## DIRECTIONS FOR THIS TASK
Gather all lines in the entries below that include the word "heading".
═══ MATERIAL TO PROCESS ═══
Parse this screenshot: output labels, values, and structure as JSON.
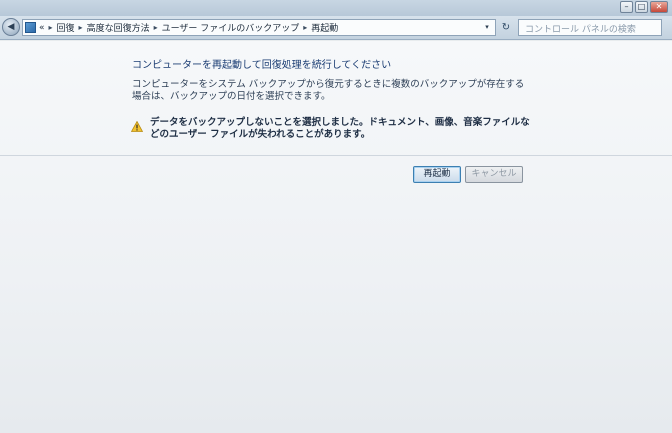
{
  "window": {
    "controls": {
      "minimize": "–",
      "maximize": "□",
      "close": "✕"
    }
  },
  "addressbar": {
    "back_icon": "back-arrow-icon",
    "overflow": "«",
    "crumbs": [
      "回復",
      "高度な回復方法",
      "ユーザー ファイルのバックアップ",
      "再起動"
    ],
    "separator": "▸",
    "dropdown": "▾",
    "refresh": "↻",
    "search_placeholder": "コントロール パネルの検索"
  },
  "main": {
    "heading": "コンピューターを再起動して回復処理を続行してください",
    "description": "コンピューターをシステム バックアップから復元するときに複数のバックアップが存在する場合は、バックアップの日付を選択できます。",
    "warning_icon": "warning-icon",
    "warning_text": "データをバックアップしないことを選択しました。ドキュメント、画像、音楽ファイルなどのユーザー ファイルが失われることがあります。",
    "restart_button": "再起動",
    "cancel_button": "キャンセル"
  },
  "colors": {
    "heading": "#1a3c73",
    "accent_border": "#3c7fb1",
    "warning_yellow": "#f2c230"
  }
}
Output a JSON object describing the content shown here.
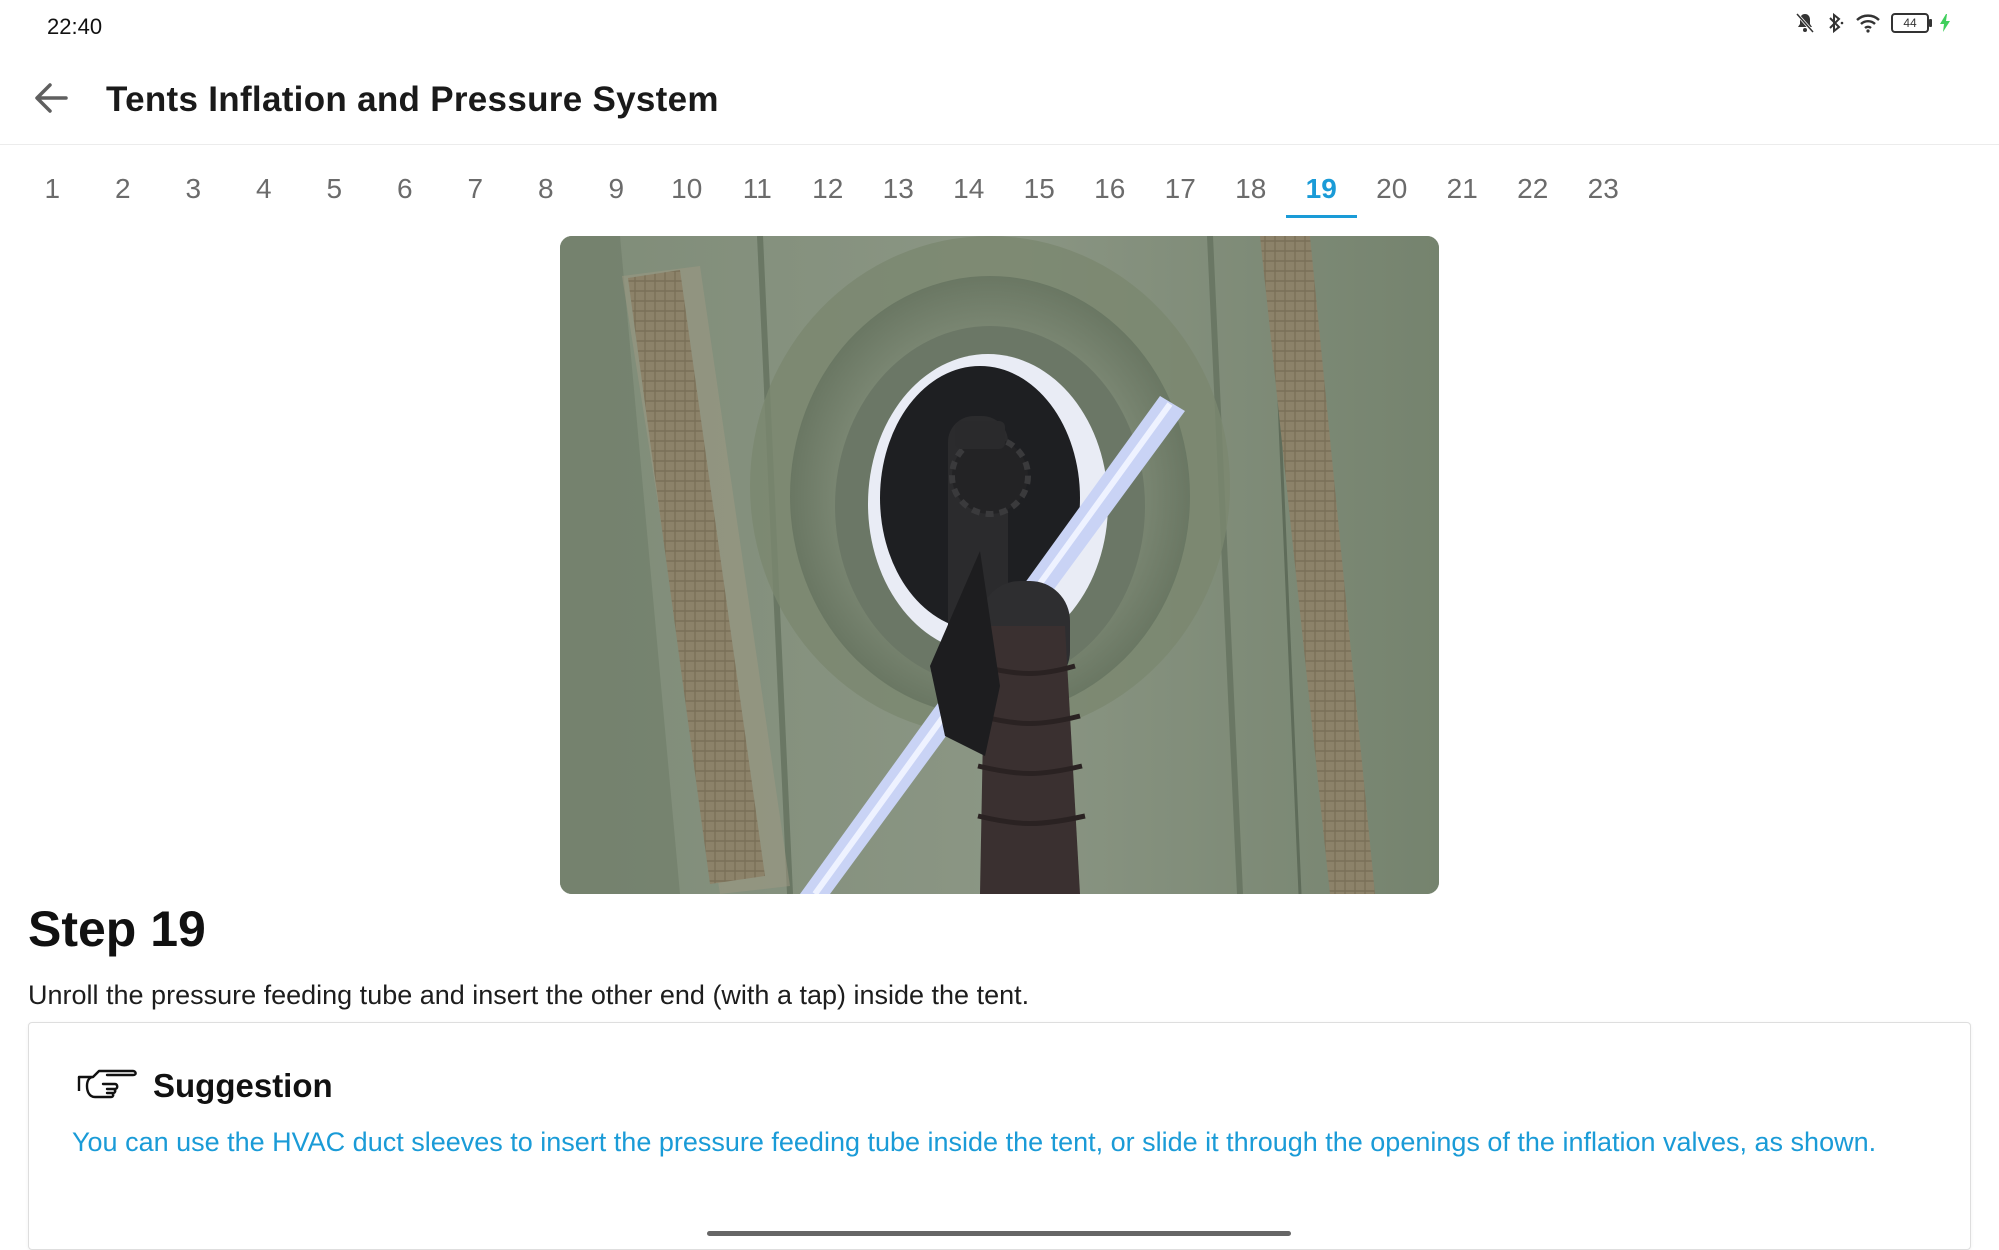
{
  "status_bar": {
    "time": "22:40",
    "battery_level": "44",
    "icons": [
      "bell-off-icon",
      "bluetooth-icon",
      "wifi-icon",
      "battery-icon",
      "charging-bolt-icon"
    ]
  },
  "header": {
    "back_icon": "arrow-left-icon",
    "title": "Tents Inflation and Pressure System"
  },
  "step_tabs": {
    "items": [
      "1",
      "2",
      "3",
      "4",
      "5",
      "6",
      "7",
      "8",
      "9",
      "10",
      "11",
      "12",
      "13",
      "14",
      "15",
      "16",
      "17",
      "18",
      "19",
      "20",
      "21",
      "22",
      "23"
    ],
    "selected": "19"
  },
  "step": {
    "title": "Step 19",
    "description": "Unroll the pressure feeding tube and insert the other end (with a tap) inside the tent."
  },
  "suggestion": {
    "icon": "pointing-hand-icon",
    "title": "Suggestion",
    "text": "You can use the HVAC duct sleeves to insert the pressure feeding tube inside the tent, or slide it through the openings of the inflation valves, as shown."
  },
  "colors": {
    "accent": "#1a9bd7",
    "tent_fabric": "#7c8a74"
  }
}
═══
## WRITTEN ANSWER
    "heading": "コンピューターを再起動して回復処理を続行してください",
    "heading": "#1a3c73",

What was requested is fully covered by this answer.